— Begin —

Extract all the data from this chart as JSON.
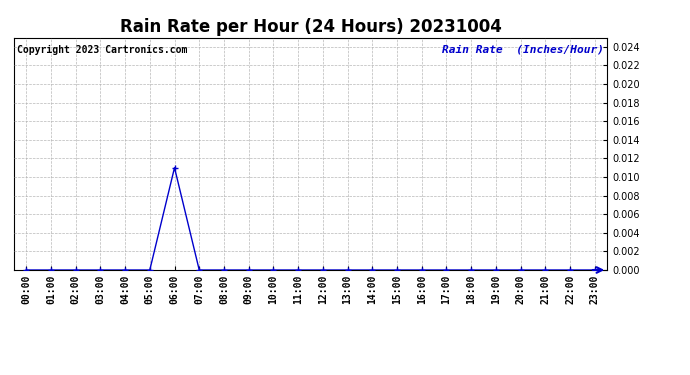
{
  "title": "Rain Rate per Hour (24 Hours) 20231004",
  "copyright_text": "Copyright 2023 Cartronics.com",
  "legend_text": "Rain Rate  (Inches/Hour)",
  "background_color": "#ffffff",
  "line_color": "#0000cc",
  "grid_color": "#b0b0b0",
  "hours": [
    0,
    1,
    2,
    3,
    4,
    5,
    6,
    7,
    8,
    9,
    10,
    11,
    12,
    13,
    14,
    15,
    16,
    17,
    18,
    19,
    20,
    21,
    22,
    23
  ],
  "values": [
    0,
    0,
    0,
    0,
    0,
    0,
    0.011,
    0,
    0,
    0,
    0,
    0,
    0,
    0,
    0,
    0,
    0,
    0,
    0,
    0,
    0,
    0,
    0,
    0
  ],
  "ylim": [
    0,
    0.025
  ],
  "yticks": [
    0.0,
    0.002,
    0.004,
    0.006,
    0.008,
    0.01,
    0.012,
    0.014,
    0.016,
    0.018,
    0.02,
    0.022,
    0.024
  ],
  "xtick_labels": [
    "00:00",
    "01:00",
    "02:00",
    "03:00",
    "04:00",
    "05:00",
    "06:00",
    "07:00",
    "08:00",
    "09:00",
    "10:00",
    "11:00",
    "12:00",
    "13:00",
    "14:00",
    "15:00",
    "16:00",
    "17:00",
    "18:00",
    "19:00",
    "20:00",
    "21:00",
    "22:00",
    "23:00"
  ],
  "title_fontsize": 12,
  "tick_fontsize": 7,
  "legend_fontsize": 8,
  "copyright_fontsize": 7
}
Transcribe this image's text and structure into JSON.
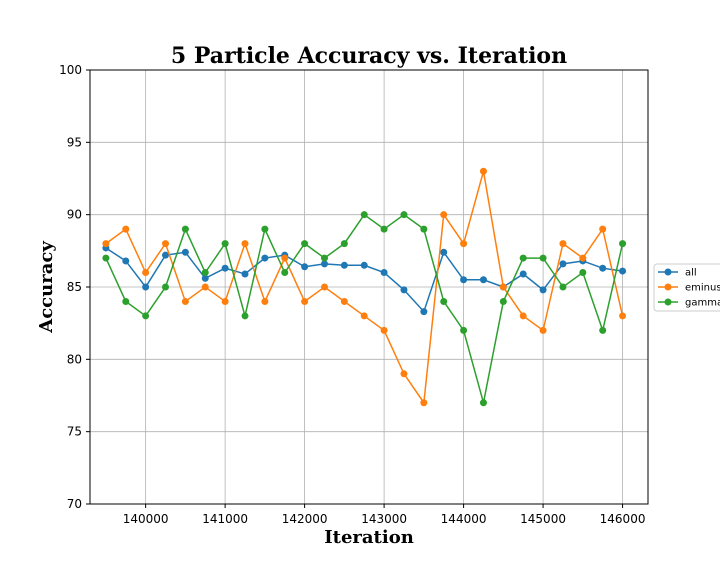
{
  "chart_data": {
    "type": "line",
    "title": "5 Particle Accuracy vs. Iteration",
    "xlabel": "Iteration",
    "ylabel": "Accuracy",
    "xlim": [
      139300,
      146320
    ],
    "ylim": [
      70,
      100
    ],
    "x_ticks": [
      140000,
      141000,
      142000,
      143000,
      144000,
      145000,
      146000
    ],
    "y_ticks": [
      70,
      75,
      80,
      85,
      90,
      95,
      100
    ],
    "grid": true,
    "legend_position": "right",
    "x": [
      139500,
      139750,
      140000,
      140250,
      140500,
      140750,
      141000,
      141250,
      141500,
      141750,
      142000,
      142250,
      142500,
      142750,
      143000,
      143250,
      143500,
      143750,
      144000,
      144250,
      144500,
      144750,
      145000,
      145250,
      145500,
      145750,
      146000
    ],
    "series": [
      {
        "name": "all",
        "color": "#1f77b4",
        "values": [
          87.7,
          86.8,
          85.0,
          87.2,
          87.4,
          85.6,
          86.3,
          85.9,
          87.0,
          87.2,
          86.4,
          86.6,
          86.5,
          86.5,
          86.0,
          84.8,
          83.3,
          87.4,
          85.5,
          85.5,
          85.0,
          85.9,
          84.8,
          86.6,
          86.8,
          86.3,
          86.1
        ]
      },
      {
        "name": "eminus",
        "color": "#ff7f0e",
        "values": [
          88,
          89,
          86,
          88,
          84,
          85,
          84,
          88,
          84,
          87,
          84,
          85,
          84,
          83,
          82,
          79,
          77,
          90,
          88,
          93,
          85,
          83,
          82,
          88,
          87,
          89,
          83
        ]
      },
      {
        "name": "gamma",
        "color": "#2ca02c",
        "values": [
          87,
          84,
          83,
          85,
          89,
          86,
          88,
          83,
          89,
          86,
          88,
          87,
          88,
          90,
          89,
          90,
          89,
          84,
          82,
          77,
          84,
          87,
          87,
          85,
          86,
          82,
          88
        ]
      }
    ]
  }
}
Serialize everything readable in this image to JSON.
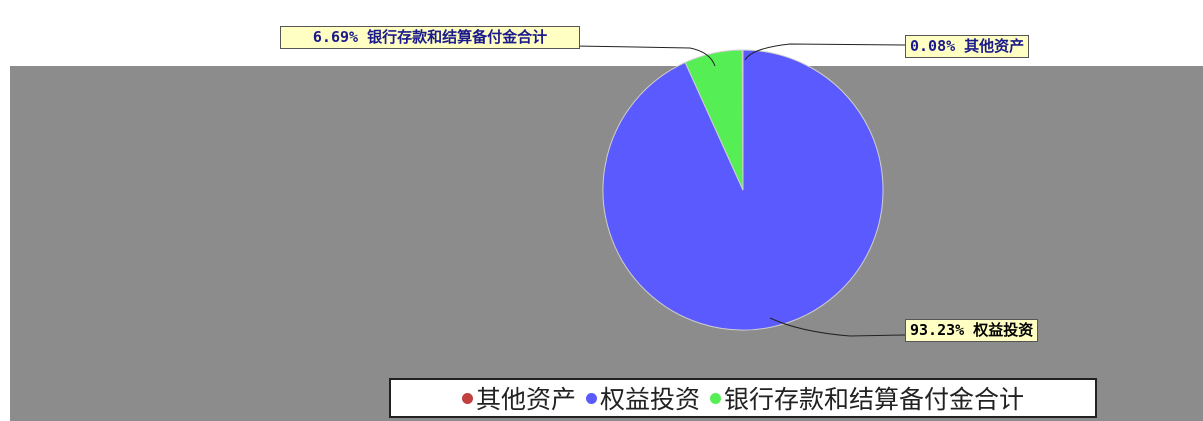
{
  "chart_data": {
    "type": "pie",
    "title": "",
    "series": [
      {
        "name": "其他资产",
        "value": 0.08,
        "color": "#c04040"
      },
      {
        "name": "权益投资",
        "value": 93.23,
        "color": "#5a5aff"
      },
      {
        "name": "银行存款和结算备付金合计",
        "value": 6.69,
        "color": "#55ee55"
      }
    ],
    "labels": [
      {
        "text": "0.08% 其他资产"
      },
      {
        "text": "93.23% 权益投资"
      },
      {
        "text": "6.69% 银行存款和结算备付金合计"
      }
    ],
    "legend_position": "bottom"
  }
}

— End —

Of the lines in the entries, how many include the word "name"? State only the number.

Written answer
6